▶ WHAT YOU WILL DO
Without the pictures, copy the entries below word for word.

* begin *

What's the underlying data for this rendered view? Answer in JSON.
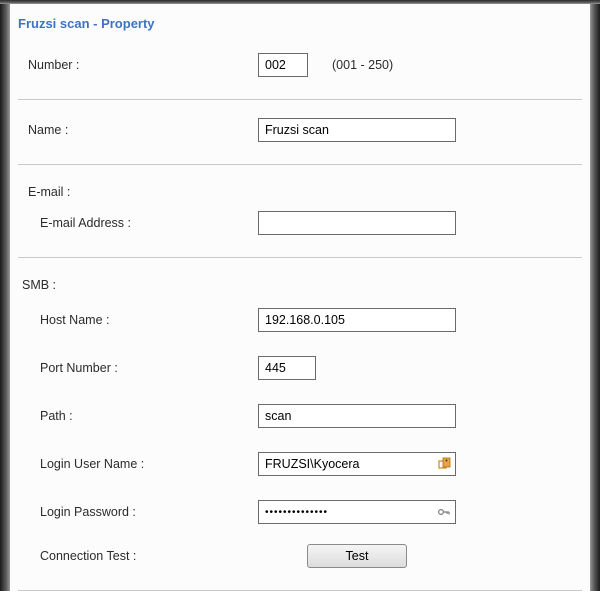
{
  "title": "Fruzsi scan - Property",
  "fields": {
    "number_label": "Number :",
    "number_value": "002",
    "number_hint": "(001 - 250)",
    "name_label": "Name :",
    "name_value": "Fruzsi scan",
    "email_section": "E-mail :",
    "email_addr_label": "E-mail Address :",
    "email_addr_value": "",
    "smb_section": "SMB :",
    "host_label": "Host Name :",
    "host_value": "192.168.0.105",
    "port_label": "Port Number :",
    "port_value": "445",
    "path_label": "Path :",
    "path_value": "scan",
    "user_label": "Login User Name :",
    "user_value": "FRUZSI\\Kyocera",
    "pass_label": "Login Password :",
    "pass_value": "••••••••••••••",
    "conn_label": "Connection Test :",
    "test_btn": "Test"
  }
}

* end *

▶ THE SOLUTION
What's the underlying data for this rendered view? Answer in JSON.
{
  "title": "Fruzsi scan - Property",
  "fields": {
    "number_label": "Number :",
    "number_value": "002",
    "number_hint": "(001 - 250)",
    "name_label": "Name :",
    "name_value": "Fruzsi scan",
    "email_section": "E-mail :",
    "email_addr_label": "E-mail Address :",
    "email_addr_value": "",
    "smb_section": "SMB :",
    "host_label": "Host Name :",
    "host_value": "192.168.0.105",
    "port_label": "Port Number :",
    "port_value": "445",
    "path_label": "Path :",
    "path_value": "scan",
    "user_label": "Login User Name :",
    "user_value": "FRUZSI\\Kyocera",
    "pass_label": "Login Password :",
    "pass_value": "••••••••••••••",
    "conn_label": "Connection Test :",
    "test_btn": "Test"
  }
}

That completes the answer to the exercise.